Ada beberapa tahapan dalam menerapkan kesehatan dan keselamatan kerja, yaitu;

Sub Kompetensi
Kriteria Unjuk Kerja
1.      Mempersiapkan tempat kerja
a.        Obat-obatan & peralatan PPPK disiapkan
b.        Peralatan keselamatan dan kesehatan kerja bagi diri sendiri disiapkan.
c.        Peralatan keselamatan dan kesehatan kerja pribadi disiapkan agar tidak mengganggu keselamatan dan kesehatan kerja diri sendiri dan orang lain.
d.       Alat pemadam kebakaran sederhana, peralatan perawatan kecelakaan elektris, mekanis dan kimiawi disiapkan
e.        Bahan kimia, bahan bakar dan bahan yang mudah terbakar dimasukkan dalam tempat yang aman, agar tidak berpotensi terjadinya kebakaran.
f.         Semua pekerjaan yang berpotensi sebagai sumber kecelakaan kerja, seperti las, alat listrik, tali crane, dll dipastikan beroperasi secara aman
g.        Ruang kerja disiapkan agar cukup sinar, cukup aliran udara, bersih dari segala pencemaran dan tingkat kebisingan rendah.
h.        Kendaraan mobil atau kendaraan lain disiapkan untuk membawa korban emergency ke dokter atau rumah sakit terdekat.
i.          Sistem pengamanaan alat listrik diperiksa dan dipastikan bekerja dengan baik.
j.          Pencabangan listrik dengan stop kontak secara bertingkat harus dihindari.
2.      Memakai peralatan kerja
a.       Semua peralatan kerja yang dipakai disesuaikan dengan prosedur SOP dan pemakaian yang aman.
b.      Kelengkapan peralatan kerja yang berhubungan dengan K3 diperiksa terlebih dahulu.
c.       Semua hubungan peralatan listrik harus dilakukan secara aman terhadap bahaya kebakaran dan hubung pendek.
d.      Semua peralatan kerja yang dipakai harus tidak mencemari lingkungan sekitar.
e.       Peralatan kerja yang dipakai tidak boleh mengganggu keselamatan dan kesehatan kerja orang lain.
3.      Melaksanakan pekerjaan
a.        Pelaksanaan pekerjaan sesuai prosedur SOP yang ditentukan..
b.        Selama melaksanakan pekerjaan, harus dihindari dari timbulnya kecelakaan dan penurunan kesehatan kerja.
c.        Setiap timbul kecelakaan kerja, segera dilakukan Perto-longan Pertama Pada Kecelakaan (PPPK) , pengobatan di lingkungan kerja dan tindak lanjut yang diperlukan.

Daftar elemen beranotasi:

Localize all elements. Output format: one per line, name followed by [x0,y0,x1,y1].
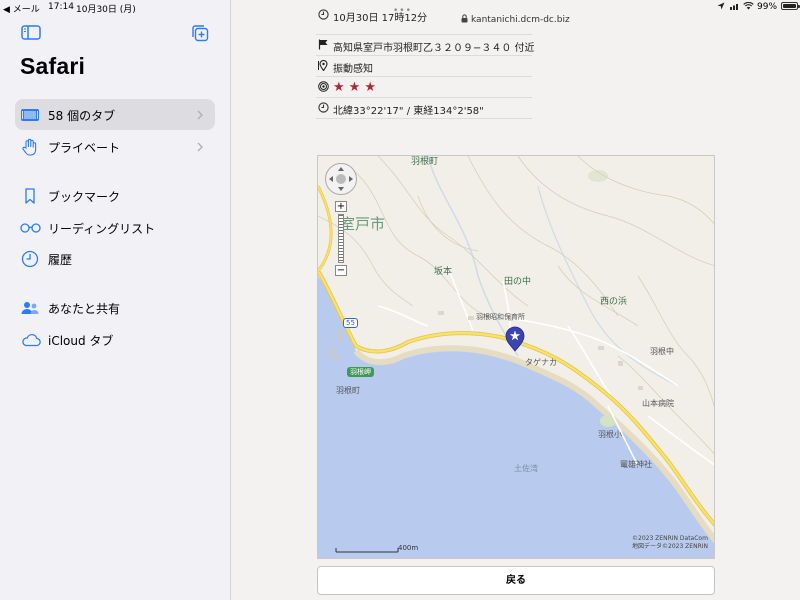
map-pan-control[interactable] [325,163,357,195]
epicenter-marker [505,326,525,352]
map-label: 羽根昭和保育所 [476,313,525,321]
tabs-icon [20,105,40,125]
map-copyright: ©2023 ZENRIN DataCom 地図データ©2023 ZENRIN [632,535,708,551]
clock-icon [20,249,40,269]
zoom-slider[interactable] [338,214,344,263]
cloud-icon [20,330,41,350]
info-text: 北緯33°22'17" / 東経134°2'58" [333,106,484,117]
sidebar-item-tabs[interactable]: 58 個のタブ [15,99,215,130]
map-label: 坂本 [434,267,453,277]
map-label: 西の浜 [600,297,628,307]
map-label: タゲナカ [525,358,557,367]
wifi-icon [743,1,754,13]
zoom-in-button[interactable]: + [335,201,347,212]
sidebar-item-label: プライベート [48,141,121,155]
new-tab-group-icon[interactable] [191,24,209,42]
battery-percent: 99% [757,2,778,12]
map-view[interactable]: 羽根町 室戸市 坂本 田の中 西の浜 羽根昭和保育所 羽根中 タゲナカ 羽根岬 … [317,155,715,559]
status-date: 10月30日 (月) [76,5,136,15]
info-row-address: 高知県室戸市羽根町乙３２０９−３４０ 付近 [316,35,535,56]
sidebar-item-label: ブックマーク [48,190,121,204]
sidebar-item-private[interactable]: プライベート [15,131,215,162]
clock-icon [318,102,329,113]
pin-icon [318,59,329,72]
map-label: 土佐湾 [514,464,538,473]
info-text: 高知県室戸市羽根町乙３２０９−３４０ 付近 [333,43,535,54]
sidebar-item-history[interactable]: 履歴 [15,243,215,274]
status-time: 17:14 [48,2,74,12]
sidebar-item-label: iCloud タブ [48,334,114,348]
sidebar-item-bookmarks[interactable]: ブックマーク [15,180,215,211]
map-label: 羽根町 [336,386,360,395]
info-row-intensity: ★ ★ ★ [316,77,532,98]
map-scale-label: 400m [398,544,419,552]
quake-info-list: 10月30日 17時12分 高知県室戸市羽根町乙３２０９−３４０ 付近 振動感知… [316,9,535,119]
sidebar-item-icloud-tabs[interactable]: iCloud タブ [15,324,215,355]
map-label: 竃雄神社 [620,460,652,469]
status-bar: ◀ メール 17:14 10月30日 (月) 99% [0,0,800,15]
sidebar-item-label: リーディングリスト [48,222,156,236]
signal-icon [318,81,329,92]
map-label: 田の中 [504,277,532,287]
map-label: 羽根中 [650,347,674,356]
hand-icon [20,137,40,157]
map-zoom-control: + − [335,201,347,277]
glasses-icon [20,218,41,238]
sidebar-title: Safari [20,53,86,79]
sidebar-item-shared-with-you[interactable]: あなたと共有 [15,292,215,323]
intensity-stars: ★ ★ ★ [333,81,380,94]
copyright-line: 地図データ©2023 ZENRIN [632,543,708,550]
pan-arrows-icon [329,167,353,191]
web-content: ••• kantanichi.dcm-dc.biz 10月30日 17時12分 … [231,0,800,600]
info-row-detection: 振動感知 [316,56,532,77]
sidebar-item-label: 58 個のタブ [48,109,116,123]
sidebar-item-label: あなたと共有 [48,302,121,316]
star-icon: ★ [364,80,376,95]
sidebar-item-reading-list[interactable]: リーディングリスト [15,212,215,243]
star-icon: ★ [348,80,361,95]
copyright-line: ©2023 ZENRIN DataCom [632,535,708,542]
map-label: 山本病院 [642,399,674,408]
battery-icon [779,2,800,12]
route-shield: 55 [343,318,358,328]
info-text: 振動感知 [333,64,373,75]
sidebar-toggle-icon[interactable] [21,25,41,40]
back-to-app-link[interactable]: ◀ メール [3,2,40,15]
info-row-coordinates: 北緯33°22'17" / 東経134°2'58" [316,98,532,119]
map-label: 羽根小 [598,430,622,439]
zoom-out-button[interactable]: − [335,265,347,276]
sidebar: Safari 58 個のタブ プライベート ブックマーク リーディングリスト 履… [0,0,231,600]
star-icon: ★ [333,80,345,95]
shared-with-you-icon [20,298,40,318]
back-button[interactable]: 戻る [317,566,715,595]
info-row-time: 10月30日 17時12分 [316,9,532,35]
location-icon [717,2,725,13]
flag-icon [318,39,329,50]
bookmark-icon [20,186,40,206]
chevron-right-icon [196,107,204,121]
chevron-right-icon [196,139,204,153]
signal-icon [730,2,740,13]
map-label: 羽根岬 [347,367,374,377]
sidebar-item-label: 履歴 [48,253,73,267]
map-label: 羽根町 [411,157,439,167]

HASIL YANG DIMINTA:
Jawablah berdasarkan teks tentang keselamatan dan kesehatan kerja:
(a) Ruang kerja disiapkan agar memenuhi kondisi apa saja?
(b) Cara pencabangan listrik apa yang harus dihindari?
(c) Apa yang segera dilakukan setiap kali timbul kecelakaan kerja?

HASIL PENGERJAAN:
(a) Cukup sinar, cukup aliran udara, bersih dari segala pencemaran, dan tingkat kebisingan rendah.
(b) Pencabangan listrik dengan stop kontak secara bertingkat.
(c) Pertolongan Pertama Pada Kecelakaan (PPPK), pengobatan di lingkungan kerja, dan tindak lanjut yang diperlukan.